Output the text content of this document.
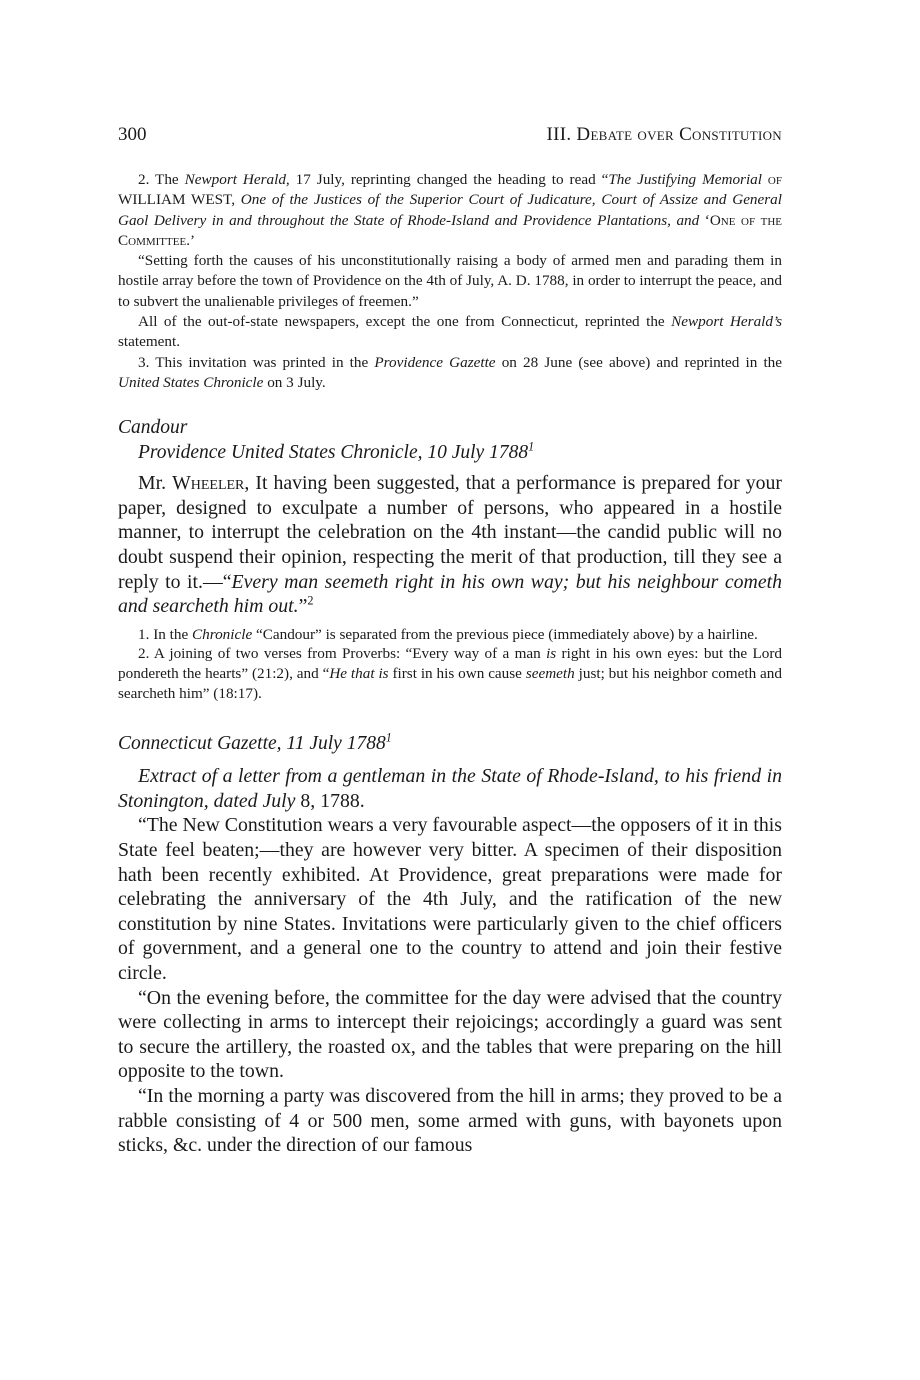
300	III. Debate over Constitution

2. The Newport Herald, 17 July, reprinting changed the heading to read “The Justifying Memorial of WILLIAM WEST, One of the Justices of the Superior Court of Judicature, Court of Assize and General Gaol Delivery in and throughout the State of Rhode-Island and Providence Plantations, and ‘One of the Committee.’

“Setting forth the causes of his unconstitutionally raising a body of armed men and parading them in hostile array before the town of Providence on the 4th of July, A. D. 1788, in order to interrupt the peace, and to subvert the unalienable privileges of freemen.”

All of the out-of-state newspapers, except the one from Connecticut, reprinted the Newport Herald’s statement.

3. This invitation was printed in the Providence Gazette on 28 June (see above) and reprinted in the United States Chronicle on 3 July.

Candour
Providence United States Chronicle, 10 July 1788$^1$

Mr. Wheeler, It having been suggested, that a performance is prepared for your paper, designed to exculpate a number of persons, who appeared in a hostile manner, to interrupt the celebration on the 4th instant—the candid public will no doubt suspend their opinion, respecting the merit of that production, till they see a reply to it.—“Every man seemeth right in his own way; but his neighbour cometh and searcheth him out.”$^2$

1. In the Chronicle “Candour” is separated from the previous piece (immediately above) by a hairline.

2. A joining of two verses from Proverbs: “Every way of a man is right in his own eyes: but the Lord pondereth the hearts” (21:2), and “He that is first in his own cause seemeth just; but his neighbor cometh and searcheth him” (18:17).

Connecticut Gazette, 11 July 1788$^1$
Extract of a letter from a gentleman in the State of Rhode-Island, to his friend in Stonington, dated July 8, 1788.

“The New Constitution wears a very favourable aspect—the opposers of it in this State feel beaten;—they are however very bitter. A specimen of their disposition hath been recently exhibited. At Providence, great preparations were made for celebrating the anniversary of the 4th July, and the ratification of the new constitution by nine States. Invitations were particularly given to the chief officers of government, and a general one to the country to attend and join their festive circle.

“On the evening before, the committee for the day were advised that the country were collecting in arms to intercept their rejoicings; accordingly a guard was sent to secure the artillery, the roasted ox, and the tables that were preparing on the hill opposite to the town.

“In the morning a party was discovered from the hill in arms; they proved to be a rabble consisting of 4 or 500 men, some armed with guns, with bayonets upon sticks, &c. under the direction of our famous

SET TASK:
Which lines in the listing above hold the word "Providence"? Show each of them.

EXERCISE SOLUTION:
2. The Newport Herald, 17 July, reprinting changed the heading to read “The Justifying Memorial of WILLIAM WEST, One of the Justices of the Superior Court of Judicature, Court of Assize and General Gaol Delivery in and throughout the State of Rhode-Island and Providence Plantations, and ‘One of the Committee.’
“Setting forth the causes of his unconstitutionally raising a body of armed men and parading them in hostile array before the town of Providence on the 4th of July, A. D. 1788, in order to interrupt the peace, and to subvert the unalienable privileges of freemen.”
3. This invitation was printed in the Providence Gazette on 28 June (see above) and reprinted in the United States Chronicle on 3 July.
Providence United States Chronicle, 10 July 1788$^1$
“The New Constitution wears a very favourable aspect—the opposers of it in this State feel beaten;—they are however very bitter. A specimen of their disposition hath been recently exhibited. At Providence, great preparations were made for celebrating the anniversary of the 4th July, and the ratification of the new constitution by nine States. Invitations were particularly given to the chief officers of government, and a general one to the country to attend and join their festive circle.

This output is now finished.